EXCERPTED PASSAGE:
####
Bug #79635 Events may be missing from the first epoch(s) received
Submitted: 14 Dec 2015 14:40 Modified: 12 Jan 2016 4:39
Reporter: Ole John Aske Email Updates:
Status: Closed Impact on me:
None 
Category:MySQL Cluster: Cluster (NDB) storage engine Severity:S3 (Non-critical)
Version:7.2.22 OS:Any
Assigned to: CPU Architecture:Any

[14 Dec 2015 14:40] Ole John Aske
Description:
The NDB Event-API need the completion of each epoch to be reported by each datanode taking part in the SUMA protocol. A SUB_GCP_COMPLETE_REP signal is sent from each participating datanode, and when this has been received from all participants for a specific epoch, the epoch is 'completed'.

When an epoch is 'complete', it is available to be polled by the pollEvent() API, and consumed by a client. Furthermore, the completion of an epoch will cause the Event-API to silently ignore any further events received for this Epoch. This is internally used as an mechanism to reject duplicates being sent after a node failure, where the takeover-SUMA can't know for sure which events was received, and which were lost.
####
DATA:
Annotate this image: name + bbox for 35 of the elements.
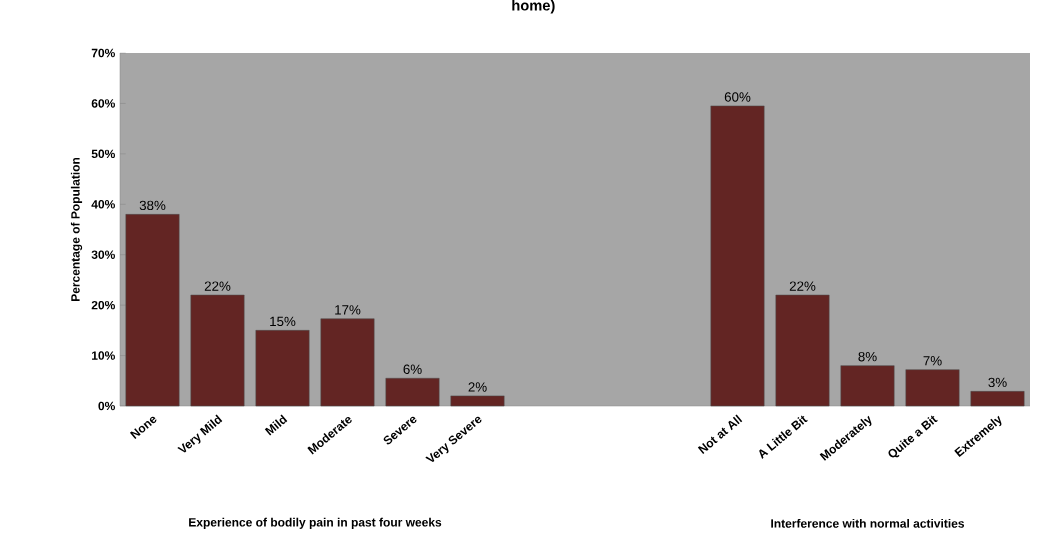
####
WHAT IS ASKED:
A) In the bug report, why does the Event-API silently ignore events that arrive for an epoch that is already complete? Answer in one to three sentences.
B) Translate this sentence from the bug report into Spanish: "When an epoch is 'complete', it is available to be polled by the pollEvent() API, and consumed by a client."
C) According to the bug report, which signal does each participating datanode send to report the completion of an epoch?

EXERCISE RESPONSES:
A) Ignoring events for a completed epoch is an internal way to reject duplicates sent after a node failure. The takeover-SUMA can't know for sure which events were received and which were lost, so it may resend events that already arrived.

B) Cuando una época está 'completa', está disponible para ser consultada mediante la API pollEvent() y para ser consumida por un cliente.

C) SUB_GCP_COMPLETE_REP